## What you have to do
Return each line of the data below verbatim; pictures are to be left out.

## Materials provided
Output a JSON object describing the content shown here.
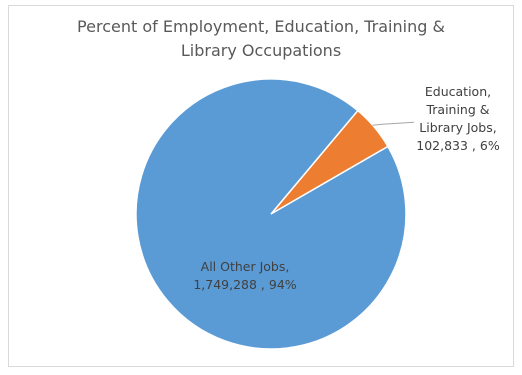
{
  "chart_data": {
    "type": "pie",
    "title_lines": [
      "Percent of Employment, Education, Training &",
      "Library Occupations"
    ],
    "slices": [
      {
        "label_lines": [
          "Education,",
          "Training &",
          "Library Jobs,",
          "102,833 , 6%"
        ],
        "value": 102833,
        "percent": 6,
        "color": "#ED7D31"
      },
      {
        "label_lines": [
          "All Other Jobs,",
          "1,749,288 , 94%"
        ],
        "value": 1749288,
        "percent": 94,
        "color": "#5B9BD5"
      }
    ],
    "legend": "none"
  }
}
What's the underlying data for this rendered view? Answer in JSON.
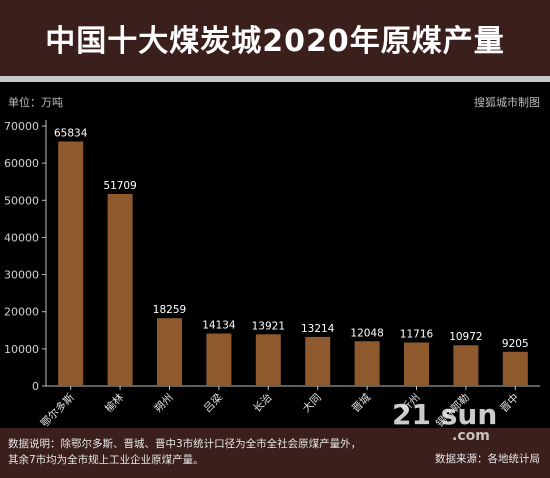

## Task solution
Output a JSON object describing the content shown here.
{
  "chart_data": {
    "type": "pie",
    "title_lines": [
      "Percent of Employment, Education, Training &",
      "Library Occupations"
    ],
    "slices": [
      {
        "label_lines": [
          "Education,",
          "Training &",
          "Library Jobs,",
          "102,833 , 6%"
        ],
        "value": 102833,
        "percent": 6,
        "color": "#ED7D31"
      },
      {
        "label_lines": [
          "All Other Jobs,",
          "1,749,288 , 94%"
        ],
        "value": 1749288,
        "percent": 94,
        "color": "#5B9BD5"
      }
    ],
    "legend": "none"
  }
}
What's the underlying data for this rendered view? Answer in JSON.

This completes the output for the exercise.